# What you have to do:
Could you rewrite the items from the first line through the line containing "bird-icon (197, 299, 221, 308)", swapping "pergola-column" for "pergola-post" and leaving everything else untouched?

# Raw records:
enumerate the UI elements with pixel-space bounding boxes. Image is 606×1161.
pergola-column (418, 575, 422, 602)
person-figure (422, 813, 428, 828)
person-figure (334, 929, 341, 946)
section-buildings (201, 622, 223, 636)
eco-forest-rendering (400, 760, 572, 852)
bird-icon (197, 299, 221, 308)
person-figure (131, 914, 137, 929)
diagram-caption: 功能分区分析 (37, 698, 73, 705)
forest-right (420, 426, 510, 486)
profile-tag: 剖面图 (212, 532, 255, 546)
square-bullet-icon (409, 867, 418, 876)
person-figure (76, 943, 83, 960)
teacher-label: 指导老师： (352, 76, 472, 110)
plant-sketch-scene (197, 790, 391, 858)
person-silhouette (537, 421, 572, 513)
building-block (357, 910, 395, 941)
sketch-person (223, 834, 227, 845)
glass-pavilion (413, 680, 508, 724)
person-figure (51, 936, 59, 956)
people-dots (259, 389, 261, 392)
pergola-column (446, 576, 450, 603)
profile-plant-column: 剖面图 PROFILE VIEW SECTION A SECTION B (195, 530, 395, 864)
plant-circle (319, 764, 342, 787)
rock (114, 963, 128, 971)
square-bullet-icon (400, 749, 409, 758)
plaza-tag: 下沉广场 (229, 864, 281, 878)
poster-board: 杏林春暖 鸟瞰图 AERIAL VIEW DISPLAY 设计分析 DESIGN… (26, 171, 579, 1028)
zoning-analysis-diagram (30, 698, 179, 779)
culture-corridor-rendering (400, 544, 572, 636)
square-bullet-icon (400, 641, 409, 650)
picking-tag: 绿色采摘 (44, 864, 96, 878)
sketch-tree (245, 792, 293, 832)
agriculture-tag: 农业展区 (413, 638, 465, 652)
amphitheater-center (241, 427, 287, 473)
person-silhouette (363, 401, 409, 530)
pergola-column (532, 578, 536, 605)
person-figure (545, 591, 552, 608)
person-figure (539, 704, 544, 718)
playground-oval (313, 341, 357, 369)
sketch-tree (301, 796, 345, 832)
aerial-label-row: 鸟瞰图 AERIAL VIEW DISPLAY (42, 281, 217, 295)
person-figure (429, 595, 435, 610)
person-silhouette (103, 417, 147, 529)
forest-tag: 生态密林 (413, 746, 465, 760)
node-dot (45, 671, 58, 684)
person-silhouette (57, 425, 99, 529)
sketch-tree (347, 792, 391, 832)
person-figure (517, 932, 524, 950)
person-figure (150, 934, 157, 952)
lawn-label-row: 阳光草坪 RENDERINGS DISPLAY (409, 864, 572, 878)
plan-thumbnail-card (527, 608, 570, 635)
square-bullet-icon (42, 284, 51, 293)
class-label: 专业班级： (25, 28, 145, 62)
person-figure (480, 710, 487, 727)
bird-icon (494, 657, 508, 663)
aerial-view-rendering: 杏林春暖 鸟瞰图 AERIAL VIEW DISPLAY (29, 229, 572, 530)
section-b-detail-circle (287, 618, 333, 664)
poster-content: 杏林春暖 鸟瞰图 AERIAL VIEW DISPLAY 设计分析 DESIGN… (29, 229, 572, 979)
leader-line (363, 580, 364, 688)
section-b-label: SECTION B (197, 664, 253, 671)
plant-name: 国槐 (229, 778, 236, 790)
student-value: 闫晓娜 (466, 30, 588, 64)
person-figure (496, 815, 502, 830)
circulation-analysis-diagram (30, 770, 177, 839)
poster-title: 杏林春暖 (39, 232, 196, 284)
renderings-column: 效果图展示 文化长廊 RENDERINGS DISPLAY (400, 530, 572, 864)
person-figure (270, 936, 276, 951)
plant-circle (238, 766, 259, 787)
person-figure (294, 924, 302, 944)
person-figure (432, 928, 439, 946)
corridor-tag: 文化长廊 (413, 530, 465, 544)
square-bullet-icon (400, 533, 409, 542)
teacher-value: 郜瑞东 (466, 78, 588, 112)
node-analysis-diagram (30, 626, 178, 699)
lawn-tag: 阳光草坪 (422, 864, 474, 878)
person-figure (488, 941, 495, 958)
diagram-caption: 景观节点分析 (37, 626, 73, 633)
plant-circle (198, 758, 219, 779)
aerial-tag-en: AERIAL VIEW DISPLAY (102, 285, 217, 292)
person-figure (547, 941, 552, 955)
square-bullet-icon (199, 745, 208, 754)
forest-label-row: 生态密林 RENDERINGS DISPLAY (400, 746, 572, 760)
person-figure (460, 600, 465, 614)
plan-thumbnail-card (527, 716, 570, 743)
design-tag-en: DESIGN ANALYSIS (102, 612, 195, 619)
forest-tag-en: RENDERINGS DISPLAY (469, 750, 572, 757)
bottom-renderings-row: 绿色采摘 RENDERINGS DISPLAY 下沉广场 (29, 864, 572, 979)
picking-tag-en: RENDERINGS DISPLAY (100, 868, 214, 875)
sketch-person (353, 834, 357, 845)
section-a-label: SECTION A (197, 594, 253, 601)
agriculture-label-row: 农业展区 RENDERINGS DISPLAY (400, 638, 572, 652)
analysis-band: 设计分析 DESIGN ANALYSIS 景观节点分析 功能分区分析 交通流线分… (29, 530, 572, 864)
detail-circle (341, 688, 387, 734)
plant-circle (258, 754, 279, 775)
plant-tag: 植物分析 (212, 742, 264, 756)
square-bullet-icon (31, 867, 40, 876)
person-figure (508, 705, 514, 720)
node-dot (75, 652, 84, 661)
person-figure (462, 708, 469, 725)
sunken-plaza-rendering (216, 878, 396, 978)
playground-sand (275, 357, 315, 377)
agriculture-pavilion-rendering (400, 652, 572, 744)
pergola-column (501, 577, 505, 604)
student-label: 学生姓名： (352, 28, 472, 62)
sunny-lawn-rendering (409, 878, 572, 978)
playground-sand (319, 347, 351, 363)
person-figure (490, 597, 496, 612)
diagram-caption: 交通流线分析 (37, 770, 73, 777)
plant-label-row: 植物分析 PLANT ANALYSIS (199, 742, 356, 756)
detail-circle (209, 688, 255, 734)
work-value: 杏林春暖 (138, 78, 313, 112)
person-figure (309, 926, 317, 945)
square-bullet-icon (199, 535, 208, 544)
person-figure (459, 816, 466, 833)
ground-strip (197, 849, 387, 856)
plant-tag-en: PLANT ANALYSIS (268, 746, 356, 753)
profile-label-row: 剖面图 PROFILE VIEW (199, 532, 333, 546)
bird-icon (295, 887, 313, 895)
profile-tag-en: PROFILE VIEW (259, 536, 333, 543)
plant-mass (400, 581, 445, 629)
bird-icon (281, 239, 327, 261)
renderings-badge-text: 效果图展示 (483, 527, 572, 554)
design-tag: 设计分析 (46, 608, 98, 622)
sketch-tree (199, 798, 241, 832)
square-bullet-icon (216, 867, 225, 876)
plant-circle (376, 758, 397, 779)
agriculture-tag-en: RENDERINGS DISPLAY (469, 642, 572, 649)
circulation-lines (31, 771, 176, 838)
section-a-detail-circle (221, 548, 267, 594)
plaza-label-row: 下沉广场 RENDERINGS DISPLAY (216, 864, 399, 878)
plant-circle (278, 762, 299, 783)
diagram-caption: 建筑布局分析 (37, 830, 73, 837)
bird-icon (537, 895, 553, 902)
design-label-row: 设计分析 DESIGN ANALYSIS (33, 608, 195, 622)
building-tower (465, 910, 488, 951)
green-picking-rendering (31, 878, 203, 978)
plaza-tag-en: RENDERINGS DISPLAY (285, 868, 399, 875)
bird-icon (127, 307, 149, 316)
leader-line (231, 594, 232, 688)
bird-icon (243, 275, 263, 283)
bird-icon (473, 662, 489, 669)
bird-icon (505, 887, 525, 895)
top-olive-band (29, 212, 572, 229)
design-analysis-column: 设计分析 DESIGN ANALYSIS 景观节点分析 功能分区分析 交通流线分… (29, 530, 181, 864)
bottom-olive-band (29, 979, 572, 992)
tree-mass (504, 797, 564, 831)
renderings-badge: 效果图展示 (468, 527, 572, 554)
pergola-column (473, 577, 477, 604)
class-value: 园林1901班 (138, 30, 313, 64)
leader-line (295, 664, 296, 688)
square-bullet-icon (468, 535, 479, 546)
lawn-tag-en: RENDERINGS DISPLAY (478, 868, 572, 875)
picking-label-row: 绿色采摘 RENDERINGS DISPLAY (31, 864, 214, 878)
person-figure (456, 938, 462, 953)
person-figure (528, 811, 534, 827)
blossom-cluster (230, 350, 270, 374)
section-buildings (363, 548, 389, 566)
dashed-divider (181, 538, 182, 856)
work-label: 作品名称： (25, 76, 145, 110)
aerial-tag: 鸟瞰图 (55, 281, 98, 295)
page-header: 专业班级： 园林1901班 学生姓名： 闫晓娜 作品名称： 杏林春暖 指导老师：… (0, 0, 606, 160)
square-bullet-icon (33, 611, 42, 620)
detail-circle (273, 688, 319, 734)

# Written response:
enumerate the UI elements with pixel-space bounding boxes. Image is 606×1161.
pergola-post (418, 575, 422, 602)
person-figure (422, 813, 428, 828)
person-figure (334, 929, 341, 946)
section-buildings (201, 622, 223, 636)
eco-forest-rendering (400, 760, 572, 852)
bird-icon (197, 299, 221, 308)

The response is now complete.